What you have to do: Copy each line exactly.

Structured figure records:
---+---

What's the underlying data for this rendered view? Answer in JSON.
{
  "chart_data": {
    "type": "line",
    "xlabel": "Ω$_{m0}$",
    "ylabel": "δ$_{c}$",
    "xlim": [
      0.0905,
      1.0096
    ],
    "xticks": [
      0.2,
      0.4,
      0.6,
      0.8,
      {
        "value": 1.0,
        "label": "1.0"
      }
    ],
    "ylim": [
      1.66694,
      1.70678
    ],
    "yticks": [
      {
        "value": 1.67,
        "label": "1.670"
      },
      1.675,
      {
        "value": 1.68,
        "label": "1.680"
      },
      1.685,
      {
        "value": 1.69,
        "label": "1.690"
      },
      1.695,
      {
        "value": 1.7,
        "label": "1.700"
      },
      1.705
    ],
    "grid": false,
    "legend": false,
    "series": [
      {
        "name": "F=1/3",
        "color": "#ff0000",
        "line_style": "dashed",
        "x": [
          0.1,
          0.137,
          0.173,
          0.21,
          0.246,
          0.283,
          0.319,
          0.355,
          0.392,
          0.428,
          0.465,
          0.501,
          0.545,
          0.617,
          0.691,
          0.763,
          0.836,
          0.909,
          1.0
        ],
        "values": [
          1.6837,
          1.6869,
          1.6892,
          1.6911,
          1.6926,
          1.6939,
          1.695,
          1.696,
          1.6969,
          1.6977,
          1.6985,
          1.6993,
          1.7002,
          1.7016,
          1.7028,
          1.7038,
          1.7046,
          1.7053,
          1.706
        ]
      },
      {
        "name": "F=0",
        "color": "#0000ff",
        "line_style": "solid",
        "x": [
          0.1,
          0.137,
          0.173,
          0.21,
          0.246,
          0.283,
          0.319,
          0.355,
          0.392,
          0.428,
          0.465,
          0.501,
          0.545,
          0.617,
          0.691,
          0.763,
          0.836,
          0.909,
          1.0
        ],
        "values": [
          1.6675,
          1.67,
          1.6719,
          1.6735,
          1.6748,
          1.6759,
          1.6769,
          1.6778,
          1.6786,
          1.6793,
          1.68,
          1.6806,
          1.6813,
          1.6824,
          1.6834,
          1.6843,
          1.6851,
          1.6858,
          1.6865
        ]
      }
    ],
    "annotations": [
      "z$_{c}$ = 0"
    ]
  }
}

---+---

Result of the exercise:
What's the underlying data for this rendered view? Answer in JSON.
{
  "chart_data": {
    "type": "line",
    "xlabel": "Ω$_{m0}$",
    "ylabel": "δ$_{c}$",
    "xlim": [
      0.0905,
      1.0096
    ],
    "xticks": [
      0.2,
      0.4,
      0.6,
      0.8,
      {
        "value": 1.0,
        "label": "1.0"
      }
    ],
    "ylim": [
      1.66694,
      1.70678
    ],
    "yticks": [
      {
        "value": 1.67,
        "label": "1.670"
      },
      1.675,
      {
        "value": 1.68,
        "label": "1.680"
      },
      1.685,
      {
        "value": 1.69,
        "label": "1.690"
      },
      1.695,
      {
        "value": 1.7,
        "label": "1.700"
      },
      1.705
    ],
    "grid": false,
    "legend": false,
    "series": [
      {
        "name": "F=1/3",
        "color": "#ff0000",
        "line_style": "dashed",
        "x": [
          0.1,
          0.137,
          0.173,
          0.21,
          0.246,
          0.283,
          0.319,
          0.355,
          0.392,
          0.428,
          0.465,
          0.501,
          0.545,
          0.617,
          0.691,
          0.763,
          0.836,
          0.909,
          1.0
        ],
        "values": [
          1.6837,
          1.6869,
          1.6892,
          1.6911,
          1.6926,
          1.6939,
          1.695,
          1.696,
          1.6969,
          1.6977,
          1.6985,
          1.6993,
          1.7002,
          1.7016,
          1.7028,
          1.7038,
          1.7046,
          1.7053,
          1.706
        ]
      },
      {
        "name": "F=0",
        "color": "#0000ff",
        "line_style": "solid",
        "x": [
          0.1,
          0.137,
          0.173,
          0.21,
          0.246,
          0.283,
          0.319,
          0.355,
          0.392,
          0.428,
          0.465,
          0.501,
          0.545,
          0.617,
          0.691,
          0.763,
          0.836,
          0.909,
          1.0
        ],
        "values": [
          1.6675,
          1.67,
          1.6719,
          1.6735,
          1.6748,
          1.6759,
          1.6769,
          1.6778,
          1.6786,
          1.6793,
          1.68,
          1.6806,
          1.6813,
          1.6824,
          1.6834,
          1.6843,
          1.6851,
          1.6858,
          1.6865
        ]
      }
    ],
    "annotations": [
      "z$_{c}$ = 0"
    ]
  }
}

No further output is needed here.